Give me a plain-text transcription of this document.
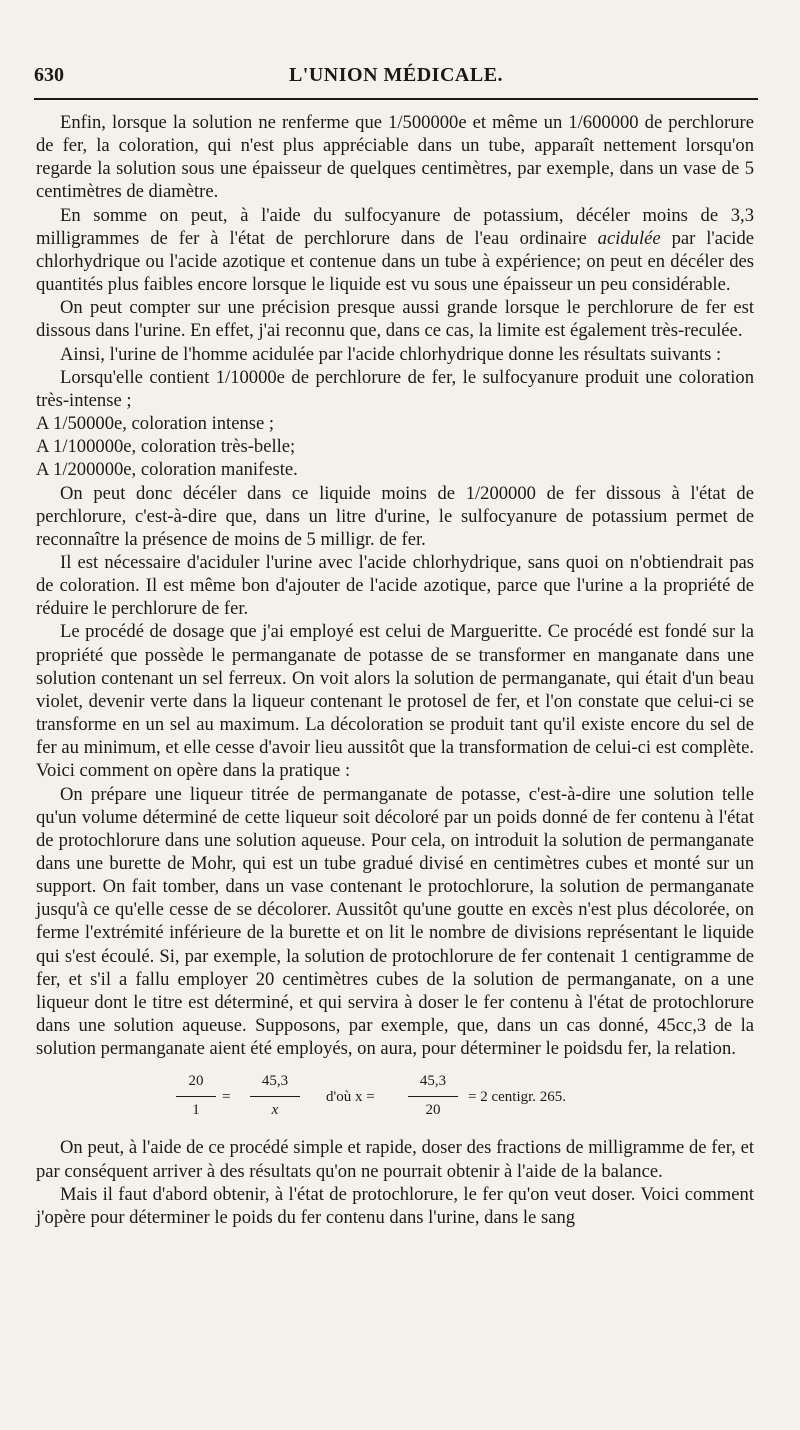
630	L'UNION MÉDICALE.

Enfin, lorsque la solution ne renferme que 1/500000e et même un 1/600000 de perchlorure de fer, la coloration, qui n'est plus appréciable dans un tube, apparaît nettement lorsqu'on regarde la solution sous une épaisseur de quelques centimètres, par exemple, dans un vase de 5 centimètres de diamètre.

En somme on peut, à l'aide du sulfocyanure de potassium, décéler moins de 3,3 milligrammes de fer à l'état de perchlorure dans de l'eau ordinaire acidulée par l'acide chlorhydrique ou l'acide azotique et contenue dans un tube à expérience; on peut en décéler des quantités plus faibles encore lorsque le liquide est vu sous une épaisseur un peu considérable.

On peut compter sur une précision presque aussi grande lorsque le perchlorure de fer est dissous dans l'urine. En effet, j'ai reconnu que, dans ce cas, la limite est également très-reculée.

Ainsi, l'urine de l'homme acidulée par l'acide chlorhydrique donne les résultats suivants :

Lorsqu'elle contient 1/10000e de perchlorure de fer, le sulfocyanure produit une coloration très-intense ;

A 1/50000e, coloration intense ;

A 1/100000e, coloration très-belle;

A 1/200000e, coloration manifeste.

On peut donc décéler dans ce liquide moins de 1/200000 de fer dissous à l'état de perchlorure, c'est-à-dire que, dans un litre d'urine, le sulfocyanure de potassium permet de reconnaître la présence de moins de 5 milligr. de fer.

Il est nécessaire d'aciduler l'urine avec l'acide chlorhydrique, sans quoi on n'obtiendrait pas de coloration. Il est même bon d'ajouter de l'acide azotique, parce que l'urine a la propriété de réduire le perchlorure de fer.

Le procédé de dosage que j'ai employé est celui de Margueritte. Ce procédé est fondé sur la propriété que possède le permanganate de potasse de se transformer en manganate dans une solution contenant un sel ferreux. On voit alors la solution de permanganate, qui était d'un beau violet, devenir verte dans la liqueur contenant le protosel de fer, et l'on constate que celui-ci se transforme en un sel au maximum. La décoloration se produit tant qu'il existe encore du sel de fer au minimum, et elle cesse d'avoir lieu aussitôt que la transformation de celui-ci est complète. Voici comment on opère dans la pratique :

On prépare une liqueur titrée de permanganate de potasse, c'est-à-dire une solution telle qu'un volume déterminé de cette liqueur soit décoloré par un poids donné de fer contenu à l'état de protochlorure dans une solution aqueuse. Pour cela, on introduit la solution de permanganate dans une burette de Mohr, qui est un tube gradué divisé en centimètres cubes et monté sur un support. On fait tomber, dans un vase contenant le protochlorure, la solution de permanganate jusqu'à ce qu'elle cesse de se décolorer. Aussitôt qu'une goutte en excès n'est plus décolorée, on ferme l'extrémité inférieure de la burette et on lit le nombre de divisions représentant le liquide qui s'est écoulé. Si, par exemple, la solution de protochlorure de fer contenait 1 centigramme de fer, et s'il a fallu employer 20 centimètres cubes de la solution de permanganate, on a une liqueur dont le titre est déterminé, et qui servira à doser le fer contenu à l'état de protochlorure dans une solution aqueuse. Supposons, par exemple, que, dans un cas donné, 45cc,3 de la solution permanganate aient été employés, on aura, pour déterminer le poidsdu fer, la relation.

20
1
=
45,3
x
d'où x =
45,3
20
= 2 centigr. 265.

On peut, à l'aide de ce procédé simple et rapide, doser des fractions de milligramme de fer, et par conséquent arriver à des résultats qu'on ne pourrait obtenir à l'aide de la balance.

Mais il faut d'abord obtenir, à l'état de protochlorure, le fer qu'on veut doser. Voici comment j'opère pour déterminer le poids du fer contenu dans l'urine, dans le sang
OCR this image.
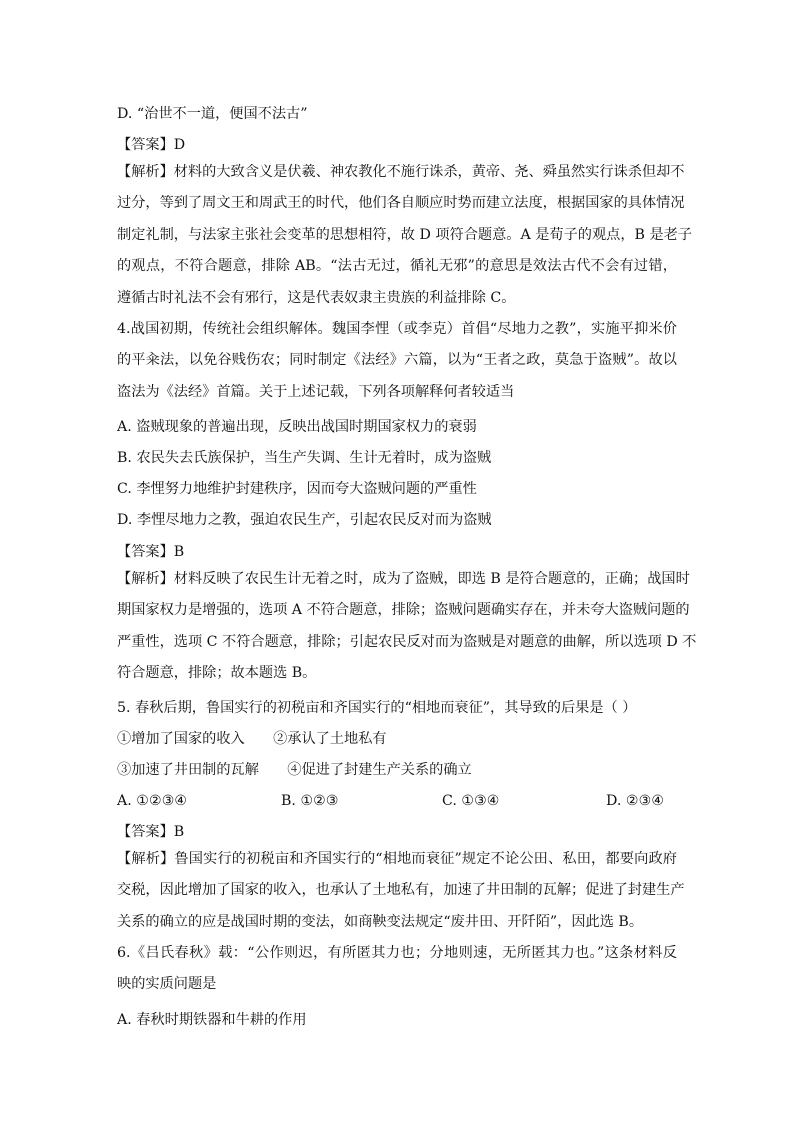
D. “治世不一道，便国不法古”
【答案】D
【解析】材料的大致含义是伏羲、神农教化不施行诛杀，黄帝、尧、舜虽然实行诛杀但却不
过分，等到了周文王和周武王的时代，他们各自顺应时势而建立法度，根据国家的具体情况
制定礼制，与法家主张社会变革的思想相符，故 D 项符合题意。A 是荀子的观点，B 是老子
的观点，不符合题意，排除 AB。“法古无过，循礼无邪”的意思是效法古代不会有过错，
遵循古时礼法不会有邪行，这是代表奴隶主贵族的利益排除 C。
4.战国初期，传统社会组织解体。魏国李悝（或李克）首倡“尽地力之教”，实施平抑米价
的平籴法，以免谷贱伤农；同时制定《法经》六篇，以为“王者之政，莫急于盗贼”。故以
盗法为《法经》首篇。关于上述记载，下列各项解释何者较适当
A. 盗贼现象的普遍出现，反映出战国时期国家权力的衰弱
B. 农民失去氏族保护，当生产失调、生计无着时，成为盗贼
C. 李悝努力地维护封建秩序，因而夸大盗贼问题的严重性
D. 李悝尽地力之教，强迫农民生产，引起农民反对而为盗贼
【答案】B
【解析】材料反映了农民生计无着之时，成为了盗贼，即选 B 是符合题意的，正确；战国时
期国家权力是增强的，选项 A 不符合题意，排除；盗贼问题确实存在，并未夸大盗贼问题的
严重性，选项 C 不符合题意，排除；引起农民反对而为盗贼是对题意的曲解，所以选项 D 不
符合题意，排除；故本题选 B。
5. 春秋后期，鲁国实行的初税亩和齐国实行的“相地而衰征”，其导致的后果是（ ）
①增加了国家的收入　　②承认了土地私有
③加速了井田制的瓦解　　④促进了封建生产关系的确立
A. ①②③④	B. ①②③	C. ①③④	D. ②③④
【答案】B
【解析】鲁国实行的初税亩和齐国实行的“相地而衰征”规定不论公田、私田，都要向政府
交税，因此增加了国家的收入，也承认了土地私有，加速了井田制的瓦解；促进了封建生产
关系的确立的应是战国时期的变法，如商鞅变法规定“废井田、开阡陌”，因此选 B。
6.《吕氏春秋》载：“公作则迟，有所匿其力也；分地则速，无所匿其力也。”这条材料反
映的实质问题是
A. 春秋时期铁器和牛耕的作用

━━━━━━━━━━━━━━━━━━━━━━━━━━━━━━

== YOUR TASK ==
Of the lines in this data, how many contain "très"? Reply with only the number.

== SOLUTION TO THIS EXERCISE ==
3